= Exercise description =
Transcribe precisely those lines of the listing that fall between the line containing "Read all visible content and emit it as JSON." and the last line, inclusive of both.

--- Data for processing ---

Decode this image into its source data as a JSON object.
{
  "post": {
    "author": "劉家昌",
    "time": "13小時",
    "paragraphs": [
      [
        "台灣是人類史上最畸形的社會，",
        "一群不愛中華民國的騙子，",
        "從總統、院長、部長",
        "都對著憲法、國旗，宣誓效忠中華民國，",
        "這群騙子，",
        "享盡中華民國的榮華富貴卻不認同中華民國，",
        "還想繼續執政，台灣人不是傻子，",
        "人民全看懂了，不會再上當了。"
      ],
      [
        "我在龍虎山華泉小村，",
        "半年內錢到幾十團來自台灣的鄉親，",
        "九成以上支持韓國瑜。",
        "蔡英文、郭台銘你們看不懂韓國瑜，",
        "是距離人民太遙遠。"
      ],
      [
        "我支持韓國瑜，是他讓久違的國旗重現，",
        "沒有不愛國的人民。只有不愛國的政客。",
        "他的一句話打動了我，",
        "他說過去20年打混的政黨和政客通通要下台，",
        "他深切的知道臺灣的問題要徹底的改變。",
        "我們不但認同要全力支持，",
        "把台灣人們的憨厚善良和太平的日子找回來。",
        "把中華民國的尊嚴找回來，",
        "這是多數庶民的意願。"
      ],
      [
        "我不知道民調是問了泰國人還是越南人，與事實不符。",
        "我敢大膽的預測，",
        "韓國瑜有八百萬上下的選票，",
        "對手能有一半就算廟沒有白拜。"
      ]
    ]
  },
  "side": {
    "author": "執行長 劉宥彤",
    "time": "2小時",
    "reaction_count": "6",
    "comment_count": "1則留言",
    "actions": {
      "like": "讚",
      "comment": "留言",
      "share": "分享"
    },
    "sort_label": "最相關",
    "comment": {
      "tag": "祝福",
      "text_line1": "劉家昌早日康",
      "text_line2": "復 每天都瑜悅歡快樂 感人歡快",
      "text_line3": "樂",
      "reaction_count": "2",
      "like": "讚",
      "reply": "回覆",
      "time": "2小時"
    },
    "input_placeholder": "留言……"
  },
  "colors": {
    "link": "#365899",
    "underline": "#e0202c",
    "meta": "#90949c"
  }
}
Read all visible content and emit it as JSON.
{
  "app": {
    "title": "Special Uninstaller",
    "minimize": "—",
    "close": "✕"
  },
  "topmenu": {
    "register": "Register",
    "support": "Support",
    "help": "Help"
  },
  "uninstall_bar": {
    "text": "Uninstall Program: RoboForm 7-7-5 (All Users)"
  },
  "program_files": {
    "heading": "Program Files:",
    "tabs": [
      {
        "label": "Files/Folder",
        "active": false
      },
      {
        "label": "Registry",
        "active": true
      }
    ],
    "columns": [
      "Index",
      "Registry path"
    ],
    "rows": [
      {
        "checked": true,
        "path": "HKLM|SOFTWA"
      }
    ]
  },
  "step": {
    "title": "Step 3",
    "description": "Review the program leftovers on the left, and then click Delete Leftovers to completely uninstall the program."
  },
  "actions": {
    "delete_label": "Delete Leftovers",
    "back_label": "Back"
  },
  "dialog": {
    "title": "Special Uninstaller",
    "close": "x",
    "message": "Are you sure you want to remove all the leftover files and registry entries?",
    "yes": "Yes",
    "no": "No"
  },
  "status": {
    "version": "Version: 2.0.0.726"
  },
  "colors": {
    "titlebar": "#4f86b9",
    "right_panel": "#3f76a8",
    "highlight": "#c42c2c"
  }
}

---

= Right answer =
Read all visible content and emit it as JSON.
{
  "app": {
    "title": "Special Uninstaller",
    "minimize": "—",
    "close": "✕"
  },
  "topmenu": {
    "register": "Register",
    "support": "Support",
    "help": "Help"
  },
  "uninstall_bar": {
    "text": "Uninstall Program: RoboForm 7-7-5 (All Users)"
  },
  "program_files": {
    "heading": "Program Files:",
    "tabs": [
      {
        "label": "Files/Folder",
        "active": false
      },
      {
        "label": "Registry",
        "active": true
      }
    ],
    "columns": [
      "Index",
      "Registry path"
    ],
    "rows": [
      {
        "checked": true,
        "path": "HKLM|SOFTWA"
      }
    ]
  },
  "step": {
    "title": "Step 3",
    "description": "Review the program leftovers on the left, and then click Delete Leftovers to completely uninstall the program."
  },
  "actions": {
    "delete_label": "Delete Leftovers",
    "back_label": "Back"
  },
  "dialog": {
    "title": "Special Uninstaller",
    "close": "x",
    "message": "Are you sure you want to remove all the leftover files and registry entries?",
    "yes": "Yes",
    "no": "No"
  },
  "status": {
    "version": "Version: 2.0.0.726"
  },
  "colors": {
    "titlebar": "#4f86b9",
    "right_panel": "#3f76a8",
    "highlight": "#c42c2c"
  }
}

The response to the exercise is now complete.